[Entries taken from a collection]:
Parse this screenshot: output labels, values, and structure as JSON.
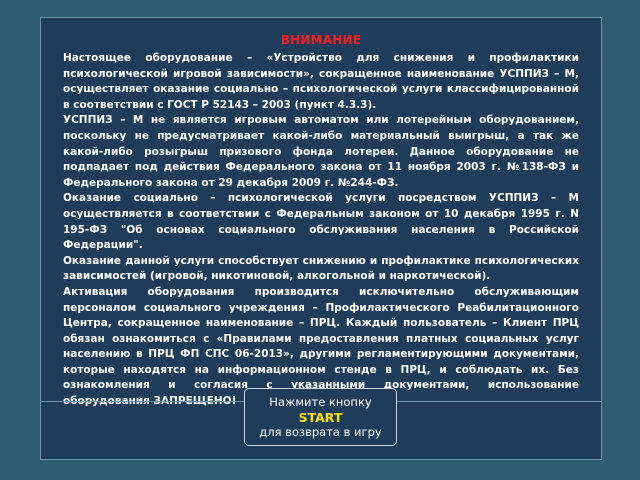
{
  "notice": {
    "title": "ВНИМАНИЕ",
    "paragraphs": [
      "Настоящее оборудование – «Устройство для снижения и профилактики психологической игровой зависимости», сокращенное наименование УСППИЗ – М, осуществляет оказание социально – психологической услуги классифицированной в соответствии с ГОСТ Р 52143 – 2003 (пункт 4.3.3).",
      "УСППИЗ – М не является игровым автоматом или лотерейным оборудованием, поскольку не предусматривает какой-либо материальный выигрыш, а так же какой-либо розыгрыш призового фонда лотереи. Данное оборудование не подпадает под действия Федерального закона от 11 ноября 2003 г. №138-ФЗ и Федерального закона от 29 декабря 2009 г. №244-ФЗ.",
      "Оказание социально – психологической услуги посредством УСППИЗ – М осуществляется в соответствии с Федеральным законом от 10 декабря 1995 г. N 195-ФЗ \"Об основах социального обслуживания населения в Российской Федерации\".",
      "Оказание данной услуги способствует снижению и профилактике психологических зависимостей (игровой, никотиновой, алкогольной и наркотической).",
      "Активация оборудования производится исключительно обслуживающим персоналом социального учреждения – Профилактического Реабилитационного Центра, сокращенное наименование – ПРЦ. Каждый пользователь – Клиент ПРЦ обязан ознакомиться с «Правилами предоставления платных социальных услуг населению в ПРЦ ФП СПС 06-2013», другими регламентирующими документами, которые находятся на информационном стенде в ПРЦ, и соблюдать их. Без ознакомления и согласия с указанными документами, использование оборудования ЗАПРЕЩЕНО!"
    ]
  },
  "start_button": {
    "line1": "Нажмите кнопку",
    "line2": "START",
    "line3": "для возврата в игру"
  },
  "colors": {
    "background": "#2e5c70",
    "panel": "#1f3d5a",
    "title": "#ff1f1f",
    "start_label": "#ffe400",
    "text": "#ffffff"
  }
}
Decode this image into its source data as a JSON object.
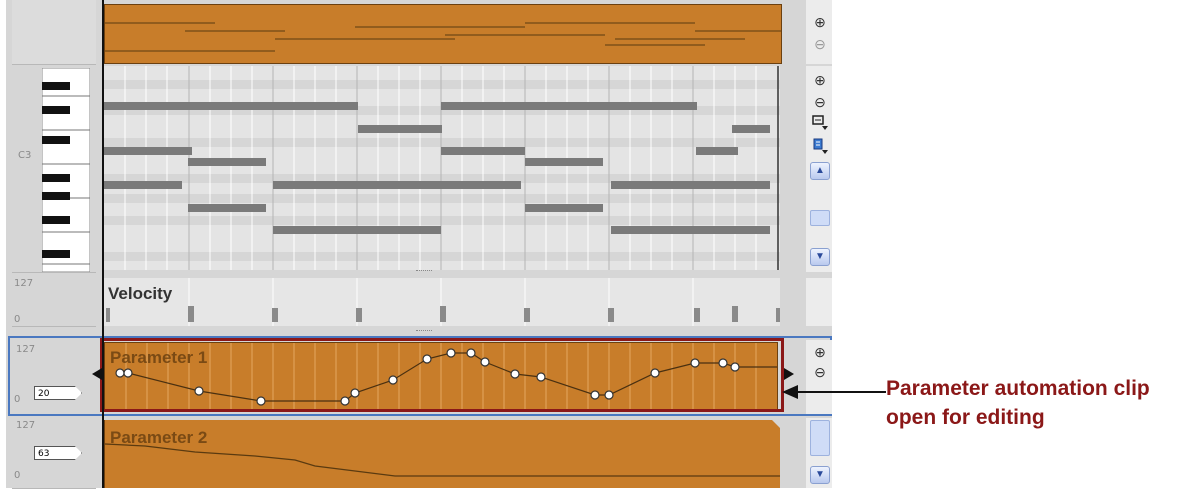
{
  "overview": {
    "zoom_in_icon": "⊕",
    "zoom_out_icon": "⊖"
  },
  "piano_roll": {
    "note_label": "C3",
    "zoom_in_icon": "⊕",
    "zoom_out_icon": "⊖",
    "scroll_up_icon": "▲",
    "scroll_down_icon": "▼"
  },
  "velocity": {
    "title": "Velocity",
    "max_label": "127",
    "min_label": "0"
  },
  "param1": {
    "title": "Parameter 1",
    "max_label": "127",
    "min_label": "0",
    "value": "20",
    "zoom_in_icon": "⊕",
    "zoom_out_icon": "⊖"
  },
  "param2": {
    "title": "Parameter 2",
    "max_label": "127",
    "min_label": "0",
    "value": "63",
    "scroll_down_icon": "▼"
  },
  "callout": {
    "text": "Parameter automation clip open for editing"
  },
  "colors": {
    "clip_orange": "#c87d2a",
    "highlight_border": "#8b1818",
    "note_gray": "#7a7a7a"
  }
}
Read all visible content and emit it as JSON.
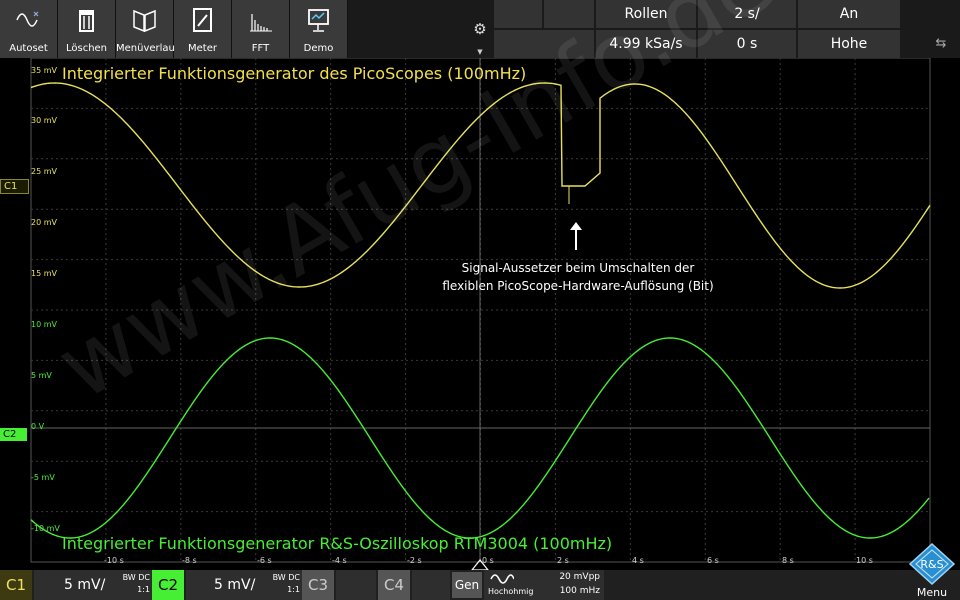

[DIRECTIONS]: Leave out the pictures and transcribe everything else exactly.

[WRITTEN ANSWER]:
Parse this screenshot: output labels, values, and structure as JSON.
{
  "notice": {
    "title": "ВНИМАНИЕ",
    "paragraphs": [
      "Настоящее оборудование – «Устройство для снижения и профилактики психологической игровой зависимости», сокращенное наименование УСППИЗ – М, осуществляет оказание социально – психологической услуги классифицированной в соответствии с ГОСТ Р 52143 – 2003 (пункт 4.3.3).",
      "УСППИЗ – М не является игровым автоматом или лотерейным оборудованием, поскольку не предусматривает какой-либо материальный выигрыш, а так же какой-либо розыгрыш призового фонда лотереи. Данное оборудование не подпадает под действия Федерального закона от 11 ноября 2003 г. №138-ФЗ и Федерального закона от 29 декабря 2009 г. №244-ФЗ.",
      "Оказание социально – психологической услуги посредством УСППИЗ – М осуществляется в соответствии с Федеральным законом от 10 декабря 1995 г. N 195-ФЗ \"Об основах социального обслуживания населения в Российской Федерации\".",
      "Оказание данной услуги способствует снижению и профилактике психологических зависимостей (игровой, никотиновой, алкогольной и наркотической).",
      "Активация оборудования производится исключительно обслуживающим персоналом социального учреждения – Профилактического Реабилитационного Центра, сокращенное наименование – ПРЦ. Каждый пользователь – Клиент ПРЦ обязан ознакомиться с «Правилами предоставления платных социальных услуг населению в ПРЦ ФП СПС 06-2013», другими регламентирующими документами, которые находятся на информационном стенде в ПРЦ, и соблюдать их. Без ознакомления и согласия с указанными документами, использование оборудования ЗАПРЕЩЕНО!"
    ]
  },
  "start_button": {
    "line1": "Нажмите кнопку",
    "line2": "START",
    "line3": "для возврата в игру"
  },
  "colors": {
    "background": "#2e5c70",
    "panel": "#1f3d5a",
    "title": "#ff1f1f",
    "start_label": "#ffe400",
    "text": "#ffffff"
  }
}
Decode this image into its source data as a JSON object.
{
  "overview": {
    "zoom_in_icon": "⊕",
    "zoom_out_icon": "⊖"
  },
  "piano_roll": {
    "note_label": "C3",
    "zoom_in_icon": "⊕",
    "zoom_out_icon": "⊖",
    "scroll_up_icon": "▲",
    "scroll_down_icon": "▼"
  },
  "velocity": {
    "title": "Velocity",
    "max_label": "127",
    "min_label": "0"
  },
  "param1": {
    "title": "Parameter 1",
    "max_label": "127",
    "min_label": "0",
    "value": "20",
    "zoom_in_icon": "⊕",
    "zoom_out_icon": "⊖"
  },
  "param2": {
    "title": "Parameter 2",
    "max_label": "127",
    "min_label": "0",
    "value": "63",
    "scroll_down_icon": "▼"
  },
  "callout": {
    "text": "Parameter automation clip open for editing"
  },
  "colors": {
    "clip_orange": "#c87d2a",
    "highlight_border": "#8b1818",
    "note_gray": "#7a7a7a"
  }
}
Read all visible content and emit it as JSON.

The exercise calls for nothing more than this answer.